** Task directions **
Would you set down every entry shown below, precisely as written?

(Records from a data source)
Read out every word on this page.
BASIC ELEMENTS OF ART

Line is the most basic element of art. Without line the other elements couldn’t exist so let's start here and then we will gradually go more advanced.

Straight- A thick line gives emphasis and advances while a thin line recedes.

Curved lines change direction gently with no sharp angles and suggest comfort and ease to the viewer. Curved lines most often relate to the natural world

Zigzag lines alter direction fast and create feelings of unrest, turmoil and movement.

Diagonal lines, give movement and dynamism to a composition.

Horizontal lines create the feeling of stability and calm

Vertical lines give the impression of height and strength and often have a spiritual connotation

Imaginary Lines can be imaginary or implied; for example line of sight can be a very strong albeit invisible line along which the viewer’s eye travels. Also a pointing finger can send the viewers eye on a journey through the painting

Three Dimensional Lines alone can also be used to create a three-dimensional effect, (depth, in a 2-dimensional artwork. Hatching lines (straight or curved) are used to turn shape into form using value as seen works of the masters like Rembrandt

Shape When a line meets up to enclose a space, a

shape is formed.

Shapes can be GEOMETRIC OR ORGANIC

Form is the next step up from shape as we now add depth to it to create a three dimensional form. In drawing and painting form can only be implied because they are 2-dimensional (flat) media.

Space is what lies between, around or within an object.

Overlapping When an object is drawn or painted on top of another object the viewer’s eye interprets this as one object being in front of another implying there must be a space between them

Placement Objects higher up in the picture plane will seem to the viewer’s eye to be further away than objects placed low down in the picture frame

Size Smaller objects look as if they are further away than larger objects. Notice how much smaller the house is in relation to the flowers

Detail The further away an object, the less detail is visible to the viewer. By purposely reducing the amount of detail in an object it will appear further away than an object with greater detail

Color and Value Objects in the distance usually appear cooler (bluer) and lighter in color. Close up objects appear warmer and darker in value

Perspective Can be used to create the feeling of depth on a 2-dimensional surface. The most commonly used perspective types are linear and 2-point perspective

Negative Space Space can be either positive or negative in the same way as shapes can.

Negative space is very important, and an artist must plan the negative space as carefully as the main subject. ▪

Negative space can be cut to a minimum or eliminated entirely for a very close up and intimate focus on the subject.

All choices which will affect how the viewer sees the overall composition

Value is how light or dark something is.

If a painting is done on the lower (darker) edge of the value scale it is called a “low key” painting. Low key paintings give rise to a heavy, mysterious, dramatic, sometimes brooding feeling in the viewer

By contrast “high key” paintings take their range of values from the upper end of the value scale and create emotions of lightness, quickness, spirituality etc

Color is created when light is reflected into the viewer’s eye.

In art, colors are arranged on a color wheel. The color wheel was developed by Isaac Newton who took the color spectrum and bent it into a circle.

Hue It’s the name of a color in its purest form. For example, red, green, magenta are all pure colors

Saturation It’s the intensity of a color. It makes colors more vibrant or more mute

** The response **
Read out every word on this page.
BASIC ELEMENTS OF ART

Line is the most basic element of art. Without line the other elements couldn’t exist so let's start here and then we will gradually go more advanced.

Straight- A thick line gives emphasis and advances while a thin line recedes.

Curved lines change direction gently with no sharp angles and suggest comfort and ease to the viewer. Curved lines most often relate to the natural world

Zigzag lines alter direction fast and create feelings of unrest, turmoil and movement.

Diagonal lines, give movement and dynamism to a composition.

Horizontal lines create the feeling of stability and calm

Vertical lines give the impression of height and strength and often have a spiritual connotation

Imaginary Lines can be imaginary or implied; for example line of sight can be a very strong albeit invisible line along which the viewer’s eye travels. Also a pointing finger can send the viewers eye on a journey through the painting

Three Dimensional Lines alone can also be used to create a three-dimensional effect, (depth, in a 2-dimensional artwork. Hatching lines (straight or curved) are used to turn shape into form using value as seen works of the masters like Rembrandt

Shape When a line meets up to enclose a space, a

shape is formed.

Shapes can be GEOMETRIC OR ORGANIC

Form is the next step up from shape as we now add depth to it to create a three dimensional form. In drawing and painting form can only be implied because they are 2-dimensional (flat) media.

Space is what lies between, around or within an object.

Overlapping When an object is drawn or painted on top of another object the viewer’s eye interprets this as one object being in front of another implying there must be a space between them

Placement Objects higher up in the picture plane will seem to the viewer’s eye to be further away than objects placed low down in the picture frame

Size Smaller objects look as if they are further away than larger objects. Notice how much smaller the house is in relation to the flowers

Detail The further away an object, the less detail is visible to the viewer. By purposely reducing the amount of detail in an object it will appear further away than an object with greater detail

Color and Value Objects in the distance usually appear cooler (bluer) and lighter in color. Close up objects appear warmer and darker in value

Perspective Can be used to create the feeling of depth on a 2-dimensional surface. The most commonly used perspective types are linear and 2-point perspective

Negative Space Space can be either positive or negative in the same way as shapes can.

Negative space is very important, and an artist must plan the negative space as carefully as the main subject. ▪

Negative space can be cut to a minimum or eliminated entirely for a very close up and intimate focus on the subject.

All choices which will affect how the viewer sees the overall composition

Value is how light or dark something is.

If a painting is done on the lower (darker) edge of the value scale it is called a “low key” painting. Low key paintings give rise to a heavy, mysterious, dramatic, sometimes brooding feeling in the viewer

By contrast “high key” paintings take their range of values from the upper end of the value scale and create emotions of lightness, quickness, spirituality etc

Color is created when light is reflected into the viewer’s eye.

In art, colors are arranged on a color wheel. The color wheel was developed by Isaac Newton who took the color spectrum and bent it into a circle.

Hue It’s the name of a color in its purest form. For example, red, green, magenta are all pure colors

Saturation It’s the intensity of a color. It makes colors more vibrant or more mute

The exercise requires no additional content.